### Data rows
# # # #

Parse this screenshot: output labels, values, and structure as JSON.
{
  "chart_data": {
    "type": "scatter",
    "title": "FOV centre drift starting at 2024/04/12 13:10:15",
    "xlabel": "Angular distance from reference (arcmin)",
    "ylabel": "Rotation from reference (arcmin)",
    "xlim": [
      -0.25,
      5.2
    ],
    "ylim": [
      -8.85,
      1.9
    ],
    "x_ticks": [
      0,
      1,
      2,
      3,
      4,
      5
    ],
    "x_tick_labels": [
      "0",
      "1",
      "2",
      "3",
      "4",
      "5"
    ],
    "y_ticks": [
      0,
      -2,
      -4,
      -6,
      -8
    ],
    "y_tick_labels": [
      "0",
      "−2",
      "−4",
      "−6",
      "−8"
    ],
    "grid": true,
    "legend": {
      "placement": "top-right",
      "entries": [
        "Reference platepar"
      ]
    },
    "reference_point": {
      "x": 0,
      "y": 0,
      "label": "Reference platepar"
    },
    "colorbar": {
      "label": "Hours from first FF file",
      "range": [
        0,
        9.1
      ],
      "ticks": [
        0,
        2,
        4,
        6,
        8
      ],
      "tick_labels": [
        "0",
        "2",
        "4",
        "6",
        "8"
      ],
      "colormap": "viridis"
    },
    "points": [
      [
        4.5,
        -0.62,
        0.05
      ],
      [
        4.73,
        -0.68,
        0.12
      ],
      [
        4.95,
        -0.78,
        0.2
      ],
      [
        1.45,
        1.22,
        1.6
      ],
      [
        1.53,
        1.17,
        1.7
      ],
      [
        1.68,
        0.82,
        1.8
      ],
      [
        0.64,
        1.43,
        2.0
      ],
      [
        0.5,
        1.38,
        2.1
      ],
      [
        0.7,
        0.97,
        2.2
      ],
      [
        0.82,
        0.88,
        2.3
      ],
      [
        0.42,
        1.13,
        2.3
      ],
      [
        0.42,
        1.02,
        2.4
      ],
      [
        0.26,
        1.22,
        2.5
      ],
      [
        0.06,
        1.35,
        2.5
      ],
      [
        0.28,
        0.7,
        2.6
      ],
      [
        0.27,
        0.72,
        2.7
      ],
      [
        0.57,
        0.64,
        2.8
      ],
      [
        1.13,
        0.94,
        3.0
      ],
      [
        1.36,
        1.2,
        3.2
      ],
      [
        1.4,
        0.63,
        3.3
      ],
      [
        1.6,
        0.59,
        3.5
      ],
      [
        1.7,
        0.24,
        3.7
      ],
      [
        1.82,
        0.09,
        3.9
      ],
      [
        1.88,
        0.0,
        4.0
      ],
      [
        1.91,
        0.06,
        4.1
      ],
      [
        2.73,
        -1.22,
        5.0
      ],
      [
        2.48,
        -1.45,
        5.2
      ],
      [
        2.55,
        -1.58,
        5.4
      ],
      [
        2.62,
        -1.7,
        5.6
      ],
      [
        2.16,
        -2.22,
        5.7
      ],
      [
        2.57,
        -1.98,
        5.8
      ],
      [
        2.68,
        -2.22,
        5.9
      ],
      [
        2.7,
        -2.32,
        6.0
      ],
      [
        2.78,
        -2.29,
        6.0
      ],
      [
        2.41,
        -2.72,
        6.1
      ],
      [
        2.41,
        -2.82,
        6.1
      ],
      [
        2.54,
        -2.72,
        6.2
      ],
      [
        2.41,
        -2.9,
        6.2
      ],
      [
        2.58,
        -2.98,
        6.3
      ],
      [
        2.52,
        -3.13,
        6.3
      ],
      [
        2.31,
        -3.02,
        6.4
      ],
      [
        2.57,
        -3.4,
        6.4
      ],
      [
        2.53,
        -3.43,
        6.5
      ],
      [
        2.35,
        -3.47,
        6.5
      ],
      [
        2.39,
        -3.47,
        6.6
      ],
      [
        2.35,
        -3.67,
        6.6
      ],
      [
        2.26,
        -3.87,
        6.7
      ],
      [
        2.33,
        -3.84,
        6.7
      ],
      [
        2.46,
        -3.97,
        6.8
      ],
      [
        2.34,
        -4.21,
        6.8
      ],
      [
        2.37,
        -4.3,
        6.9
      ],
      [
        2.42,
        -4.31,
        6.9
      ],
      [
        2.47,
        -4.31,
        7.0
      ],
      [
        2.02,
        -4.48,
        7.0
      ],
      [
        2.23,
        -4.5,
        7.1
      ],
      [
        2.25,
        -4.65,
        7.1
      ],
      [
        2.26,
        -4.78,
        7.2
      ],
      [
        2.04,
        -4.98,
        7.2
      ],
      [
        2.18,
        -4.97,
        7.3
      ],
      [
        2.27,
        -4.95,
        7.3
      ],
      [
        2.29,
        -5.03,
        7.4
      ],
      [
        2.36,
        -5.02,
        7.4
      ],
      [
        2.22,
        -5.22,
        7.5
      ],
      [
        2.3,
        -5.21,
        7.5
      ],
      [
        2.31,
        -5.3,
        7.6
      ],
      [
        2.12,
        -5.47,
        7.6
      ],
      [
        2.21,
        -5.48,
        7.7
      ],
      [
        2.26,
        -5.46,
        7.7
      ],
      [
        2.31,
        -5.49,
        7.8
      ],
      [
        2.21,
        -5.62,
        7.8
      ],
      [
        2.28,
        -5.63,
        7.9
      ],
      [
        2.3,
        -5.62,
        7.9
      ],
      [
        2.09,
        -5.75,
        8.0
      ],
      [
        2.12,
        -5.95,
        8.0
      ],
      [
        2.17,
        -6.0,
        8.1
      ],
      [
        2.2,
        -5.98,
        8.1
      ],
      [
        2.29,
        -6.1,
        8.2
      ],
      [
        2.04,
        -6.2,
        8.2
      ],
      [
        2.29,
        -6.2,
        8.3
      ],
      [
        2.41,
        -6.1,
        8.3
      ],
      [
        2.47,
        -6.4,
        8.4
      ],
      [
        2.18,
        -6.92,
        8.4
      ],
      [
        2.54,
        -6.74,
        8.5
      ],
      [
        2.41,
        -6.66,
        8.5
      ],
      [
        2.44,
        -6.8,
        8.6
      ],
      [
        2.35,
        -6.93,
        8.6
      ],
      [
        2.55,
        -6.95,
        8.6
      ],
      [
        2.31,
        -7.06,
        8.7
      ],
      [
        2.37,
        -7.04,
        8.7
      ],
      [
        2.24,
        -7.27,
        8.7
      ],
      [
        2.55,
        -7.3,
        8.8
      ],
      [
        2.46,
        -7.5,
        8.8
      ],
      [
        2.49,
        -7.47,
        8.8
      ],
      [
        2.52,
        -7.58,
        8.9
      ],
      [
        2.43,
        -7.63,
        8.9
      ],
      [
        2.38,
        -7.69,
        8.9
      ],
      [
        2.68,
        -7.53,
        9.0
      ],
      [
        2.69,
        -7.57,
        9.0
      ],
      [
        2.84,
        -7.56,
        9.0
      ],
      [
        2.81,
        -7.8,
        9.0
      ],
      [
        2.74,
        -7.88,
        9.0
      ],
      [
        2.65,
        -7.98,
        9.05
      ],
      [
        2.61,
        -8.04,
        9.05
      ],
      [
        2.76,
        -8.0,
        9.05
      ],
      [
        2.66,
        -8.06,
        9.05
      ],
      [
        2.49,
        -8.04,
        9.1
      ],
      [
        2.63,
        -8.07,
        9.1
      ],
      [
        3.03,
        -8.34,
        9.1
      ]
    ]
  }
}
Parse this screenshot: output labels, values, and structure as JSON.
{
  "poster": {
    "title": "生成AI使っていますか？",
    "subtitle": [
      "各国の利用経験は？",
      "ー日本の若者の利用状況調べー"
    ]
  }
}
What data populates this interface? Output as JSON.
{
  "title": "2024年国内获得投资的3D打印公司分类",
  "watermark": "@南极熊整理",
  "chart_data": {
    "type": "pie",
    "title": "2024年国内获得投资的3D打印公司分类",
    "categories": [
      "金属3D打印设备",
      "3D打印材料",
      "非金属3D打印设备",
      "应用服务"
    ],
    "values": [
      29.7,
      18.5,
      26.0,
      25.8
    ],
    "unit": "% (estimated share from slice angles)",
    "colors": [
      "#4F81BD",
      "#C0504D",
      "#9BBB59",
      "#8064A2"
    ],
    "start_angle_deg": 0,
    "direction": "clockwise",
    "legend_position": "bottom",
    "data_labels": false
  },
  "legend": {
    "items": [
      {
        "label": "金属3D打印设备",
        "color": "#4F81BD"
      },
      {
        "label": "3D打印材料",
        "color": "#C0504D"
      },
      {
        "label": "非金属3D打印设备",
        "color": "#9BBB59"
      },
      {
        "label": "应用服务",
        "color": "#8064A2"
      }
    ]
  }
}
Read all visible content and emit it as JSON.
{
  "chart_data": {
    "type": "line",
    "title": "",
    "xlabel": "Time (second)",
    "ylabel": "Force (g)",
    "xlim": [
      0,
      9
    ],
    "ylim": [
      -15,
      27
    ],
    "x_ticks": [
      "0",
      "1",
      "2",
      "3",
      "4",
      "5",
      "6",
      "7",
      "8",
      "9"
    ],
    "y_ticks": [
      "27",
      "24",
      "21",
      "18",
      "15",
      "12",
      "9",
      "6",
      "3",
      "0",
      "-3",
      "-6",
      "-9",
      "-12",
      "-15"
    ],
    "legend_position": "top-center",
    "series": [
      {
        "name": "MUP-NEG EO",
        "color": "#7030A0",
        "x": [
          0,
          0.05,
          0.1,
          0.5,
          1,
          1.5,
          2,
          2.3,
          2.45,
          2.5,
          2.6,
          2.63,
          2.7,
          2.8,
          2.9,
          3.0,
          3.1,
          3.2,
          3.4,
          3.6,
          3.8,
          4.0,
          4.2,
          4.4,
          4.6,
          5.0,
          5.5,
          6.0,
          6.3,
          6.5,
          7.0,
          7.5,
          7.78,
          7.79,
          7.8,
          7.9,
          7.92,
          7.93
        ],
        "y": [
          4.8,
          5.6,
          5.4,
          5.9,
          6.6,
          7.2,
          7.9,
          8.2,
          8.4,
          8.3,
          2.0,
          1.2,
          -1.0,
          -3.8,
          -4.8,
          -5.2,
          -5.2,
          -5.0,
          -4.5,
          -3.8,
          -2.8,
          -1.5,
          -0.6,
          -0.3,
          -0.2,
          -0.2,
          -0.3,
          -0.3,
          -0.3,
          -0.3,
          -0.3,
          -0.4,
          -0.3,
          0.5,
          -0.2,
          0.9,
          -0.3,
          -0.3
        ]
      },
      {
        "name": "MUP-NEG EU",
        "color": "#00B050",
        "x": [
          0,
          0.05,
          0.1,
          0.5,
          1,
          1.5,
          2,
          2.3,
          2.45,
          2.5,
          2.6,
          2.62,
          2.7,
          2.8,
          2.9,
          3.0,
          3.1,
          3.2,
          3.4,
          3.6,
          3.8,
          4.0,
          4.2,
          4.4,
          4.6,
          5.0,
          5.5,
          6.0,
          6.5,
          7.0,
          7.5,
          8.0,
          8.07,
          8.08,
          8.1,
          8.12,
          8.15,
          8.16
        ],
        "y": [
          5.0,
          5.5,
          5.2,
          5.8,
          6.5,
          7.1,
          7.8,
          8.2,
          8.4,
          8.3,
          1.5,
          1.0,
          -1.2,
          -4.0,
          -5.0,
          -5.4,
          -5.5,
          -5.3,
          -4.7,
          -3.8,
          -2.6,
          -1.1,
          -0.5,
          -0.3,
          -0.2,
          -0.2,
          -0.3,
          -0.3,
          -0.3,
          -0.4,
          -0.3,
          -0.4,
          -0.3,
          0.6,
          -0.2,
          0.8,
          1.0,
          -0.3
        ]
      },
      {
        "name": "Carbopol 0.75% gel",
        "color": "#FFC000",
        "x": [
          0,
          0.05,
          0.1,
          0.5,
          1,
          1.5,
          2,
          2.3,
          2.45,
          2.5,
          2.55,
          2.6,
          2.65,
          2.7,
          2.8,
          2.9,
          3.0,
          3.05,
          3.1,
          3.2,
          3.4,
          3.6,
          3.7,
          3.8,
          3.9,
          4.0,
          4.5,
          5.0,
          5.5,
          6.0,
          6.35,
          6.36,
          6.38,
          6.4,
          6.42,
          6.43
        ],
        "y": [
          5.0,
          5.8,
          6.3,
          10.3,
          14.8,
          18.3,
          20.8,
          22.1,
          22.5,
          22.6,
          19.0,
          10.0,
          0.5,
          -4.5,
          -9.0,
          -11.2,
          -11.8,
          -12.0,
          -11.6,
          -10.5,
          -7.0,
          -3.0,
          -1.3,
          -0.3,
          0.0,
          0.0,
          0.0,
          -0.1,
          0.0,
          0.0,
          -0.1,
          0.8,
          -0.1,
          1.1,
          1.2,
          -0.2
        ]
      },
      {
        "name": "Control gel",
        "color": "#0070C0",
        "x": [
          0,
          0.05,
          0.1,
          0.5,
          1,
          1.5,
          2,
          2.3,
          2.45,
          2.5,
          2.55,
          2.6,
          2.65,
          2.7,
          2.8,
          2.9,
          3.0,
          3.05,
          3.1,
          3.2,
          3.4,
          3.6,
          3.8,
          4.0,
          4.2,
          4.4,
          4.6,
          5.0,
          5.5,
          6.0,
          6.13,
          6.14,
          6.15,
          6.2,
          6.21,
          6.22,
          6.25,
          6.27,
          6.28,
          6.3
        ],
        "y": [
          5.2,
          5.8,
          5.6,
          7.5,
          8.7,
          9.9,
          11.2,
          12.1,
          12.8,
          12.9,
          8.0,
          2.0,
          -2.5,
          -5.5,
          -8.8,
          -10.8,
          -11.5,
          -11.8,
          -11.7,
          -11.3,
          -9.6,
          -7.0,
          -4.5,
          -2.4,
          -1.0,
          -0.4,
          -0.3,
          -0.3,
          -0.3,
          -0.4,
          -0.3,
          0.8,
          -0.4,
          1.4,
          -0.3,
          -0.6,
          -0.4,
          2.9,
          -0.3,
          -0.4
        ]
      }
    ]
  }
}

# # # #

### Task to complete
Only the number is wanted: count the lines of the records that hold the word "xlabel".

### Finished answer
2